Go through the material and pull out every line with the string "EWdg" in it.

◆ **Source data**:
==================================================

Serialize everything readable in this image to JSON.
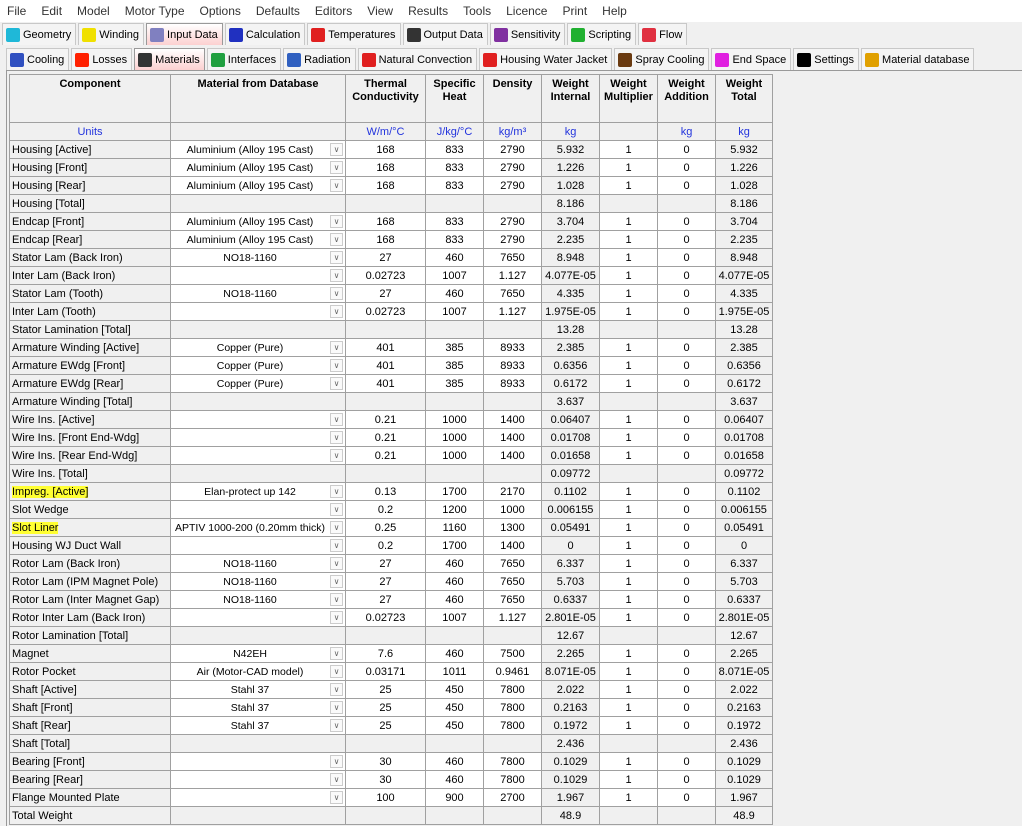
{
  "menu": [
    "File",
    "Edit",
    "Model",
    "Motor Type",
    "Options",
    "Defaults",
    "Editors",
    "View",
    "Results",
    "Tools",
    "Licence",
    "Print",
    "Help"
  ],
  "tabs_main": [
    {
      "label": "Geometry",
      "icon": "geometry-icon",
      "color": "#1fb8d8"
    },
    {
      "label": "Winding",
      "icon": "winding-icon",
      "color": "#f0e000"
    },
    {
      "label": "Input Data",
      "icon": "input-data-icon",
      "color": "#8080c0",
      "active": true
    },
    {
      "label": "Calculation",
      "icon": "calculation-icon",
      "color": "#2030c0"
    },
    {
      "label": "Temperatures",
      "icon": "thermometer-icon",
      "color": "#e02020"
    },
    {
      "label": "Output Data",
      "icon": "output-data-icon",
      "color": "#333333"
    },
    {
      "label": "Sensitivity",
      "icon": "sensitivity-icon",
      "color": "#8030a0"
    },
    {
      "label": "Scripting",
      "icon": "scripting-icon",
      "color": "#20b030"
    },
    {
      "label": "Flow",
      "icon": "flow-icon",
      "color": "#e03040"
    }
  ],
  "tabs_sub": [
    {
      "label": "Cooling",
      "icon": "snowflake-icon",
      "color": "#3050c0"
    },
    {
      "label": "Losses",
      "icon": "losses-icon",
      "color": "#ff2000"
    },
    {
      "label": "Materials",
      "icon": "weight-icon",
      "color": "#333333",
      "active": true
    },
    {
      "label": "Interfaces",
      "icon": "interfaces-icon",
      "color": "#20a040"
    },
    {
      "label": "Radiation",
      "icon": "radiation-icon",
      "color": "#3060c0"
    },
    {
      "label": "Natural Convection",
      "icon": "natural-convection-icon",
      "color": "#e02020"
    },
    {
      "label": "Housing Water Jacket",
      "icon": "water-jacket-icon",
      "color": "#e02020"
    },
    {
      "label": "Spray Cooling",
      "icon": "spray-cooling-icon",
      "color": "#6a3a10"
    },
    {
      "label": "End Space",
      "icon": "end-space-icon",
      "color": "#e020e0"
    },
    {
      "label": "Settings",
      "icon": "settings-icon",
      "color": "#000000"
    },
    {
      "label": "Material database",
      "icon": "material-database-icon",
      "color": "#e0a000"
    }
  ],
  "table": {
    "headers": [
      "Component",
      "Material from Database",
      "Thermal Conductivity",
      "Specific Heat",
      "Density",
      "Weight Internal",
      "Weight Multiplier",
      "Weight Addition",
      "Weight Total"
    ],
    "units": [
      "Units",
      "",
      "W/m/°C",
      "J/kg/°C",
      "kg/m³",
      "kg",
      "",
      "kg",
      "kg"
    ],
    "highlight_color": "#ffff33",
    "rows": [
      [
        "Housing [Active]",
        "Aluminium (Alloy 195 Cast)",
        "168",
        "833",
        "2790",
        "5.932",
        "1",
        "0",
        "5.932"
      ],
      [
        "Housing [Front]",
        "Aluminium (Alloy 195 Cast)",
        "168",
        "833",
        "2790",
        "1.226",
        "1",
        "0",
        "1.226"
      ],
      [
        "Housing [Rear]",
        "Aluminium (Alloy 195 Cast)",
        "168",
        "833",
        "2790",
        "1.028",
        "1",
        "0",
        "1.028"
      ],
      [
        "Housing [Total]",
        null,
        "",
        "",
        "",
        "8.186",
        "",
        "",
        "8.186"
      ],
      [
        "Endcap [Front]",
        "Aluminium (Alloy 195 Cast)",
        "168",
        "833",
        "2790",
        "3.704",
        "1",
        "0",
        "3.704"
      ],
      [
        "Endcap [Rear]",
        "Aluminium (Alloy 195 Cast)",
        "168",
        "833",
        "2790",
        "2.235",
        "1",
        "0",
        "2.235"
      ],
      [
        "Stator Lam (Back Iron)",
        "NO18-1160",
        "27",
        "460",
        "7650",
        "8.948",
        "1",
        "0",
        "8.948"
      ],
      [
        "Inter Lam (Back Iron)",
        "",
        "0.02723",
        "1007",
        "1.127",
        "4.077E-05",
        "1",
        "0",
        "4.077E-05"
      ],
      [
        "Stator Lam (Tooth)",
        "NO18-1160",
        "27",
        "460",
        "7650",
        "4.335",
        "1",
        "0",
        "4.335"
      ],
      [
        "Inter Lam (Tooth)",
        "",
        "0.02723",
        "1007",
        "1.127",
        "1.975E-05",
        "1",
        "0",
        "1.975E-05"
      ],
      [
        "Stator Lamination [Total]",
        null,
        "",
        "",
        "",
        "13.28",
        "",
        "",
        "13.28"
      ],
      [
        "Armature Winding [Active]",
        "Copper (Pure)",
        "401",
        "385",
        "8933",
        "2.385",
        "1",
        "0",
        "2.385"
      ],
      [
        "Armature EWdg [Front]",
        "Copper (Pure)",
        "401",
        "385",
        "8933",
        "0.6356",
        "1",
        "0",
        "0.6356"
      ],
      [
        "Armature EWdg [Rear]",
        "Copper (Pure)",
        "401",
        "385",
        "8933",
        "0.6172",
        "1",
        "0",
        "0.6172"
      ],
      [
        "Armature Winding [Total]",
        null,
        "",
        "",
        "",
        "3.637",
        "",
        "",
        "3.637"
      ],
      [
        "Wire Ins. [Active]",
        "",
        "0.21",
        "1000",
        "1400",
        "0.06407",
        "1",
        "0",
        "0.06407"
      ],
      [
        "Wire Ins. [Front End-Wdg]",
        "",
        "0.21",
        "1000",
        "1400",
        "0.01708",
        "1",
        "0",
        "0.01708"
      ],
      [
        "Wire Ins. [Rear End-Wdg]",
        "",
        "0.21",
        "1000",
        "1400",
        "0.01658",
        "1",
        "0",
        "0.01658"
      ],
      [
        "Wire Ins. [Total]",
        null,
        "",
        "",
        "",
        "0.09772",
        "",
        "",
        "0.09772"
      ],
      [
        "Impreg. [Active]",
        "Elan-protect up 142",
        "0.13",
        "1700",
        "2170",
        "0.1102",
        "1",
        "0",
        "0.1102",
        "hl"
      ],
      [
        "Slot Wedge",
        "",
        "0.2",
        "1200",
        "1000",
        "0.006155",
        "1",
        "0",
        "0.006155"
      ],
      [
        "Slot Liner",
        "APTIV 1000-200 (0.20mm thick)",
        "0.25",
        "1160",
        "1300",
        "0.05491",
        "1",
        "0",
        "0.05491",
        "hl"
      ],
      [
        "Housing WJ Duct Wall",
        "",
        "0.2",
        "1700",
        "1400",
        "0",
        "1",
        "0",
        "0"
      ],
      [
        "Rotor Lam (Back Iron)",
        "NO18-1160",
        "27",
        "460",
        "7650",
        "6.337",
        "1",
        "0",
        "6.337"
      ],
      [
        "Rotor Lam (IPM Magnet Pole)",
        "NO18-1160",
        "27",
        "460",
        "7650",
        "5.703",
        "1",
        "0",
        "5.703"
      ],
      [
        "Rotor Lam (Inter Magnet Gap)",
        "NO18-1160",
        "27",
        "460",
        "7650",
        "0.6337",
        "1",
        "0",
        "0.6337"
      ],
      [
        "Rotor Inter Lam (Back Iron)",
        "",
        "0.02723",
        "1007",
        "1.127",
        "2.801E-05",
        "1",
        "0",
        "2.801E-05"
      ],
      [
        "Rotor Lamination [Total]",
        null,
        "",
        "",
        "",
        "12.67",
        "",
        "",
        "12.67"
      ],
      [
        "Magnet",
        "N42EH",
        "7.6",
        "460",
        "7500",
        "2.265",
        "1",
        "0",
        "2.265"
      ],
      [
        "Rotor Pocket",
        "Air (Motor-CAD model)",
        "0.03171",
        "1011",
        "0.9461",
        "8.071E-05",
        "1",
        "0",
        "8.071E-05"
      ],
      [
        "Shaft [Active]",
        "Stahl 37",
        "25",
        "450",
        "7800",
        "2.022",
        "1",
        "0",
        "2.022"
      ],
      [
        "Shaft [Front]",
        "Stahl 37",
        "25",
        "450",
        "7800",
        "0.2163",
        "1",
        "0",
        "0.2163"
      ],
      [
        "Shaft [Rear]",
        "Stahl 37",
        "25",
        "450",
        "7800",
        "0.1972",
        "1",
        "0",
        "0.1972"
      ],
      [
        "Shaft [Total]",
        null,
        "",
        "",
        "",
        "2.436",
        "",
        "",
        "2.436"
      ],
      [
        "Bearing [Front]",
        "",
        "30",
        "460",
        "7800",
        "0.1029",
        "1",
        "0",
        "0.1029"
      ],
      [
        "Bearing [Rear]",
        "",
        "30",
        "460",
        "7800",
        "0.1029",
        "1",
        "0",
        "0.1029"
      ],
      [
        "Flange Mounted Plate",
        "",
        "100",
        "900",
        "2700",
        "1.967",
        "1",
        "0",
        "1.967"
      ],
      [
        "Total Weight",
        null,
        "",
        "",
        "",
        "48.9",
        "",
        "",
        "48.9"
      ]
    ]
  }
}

==================================================

◆ **Solution for this exercise**:
        "Armature EWdg [Front]",
        "Armature EWdg [Rear]",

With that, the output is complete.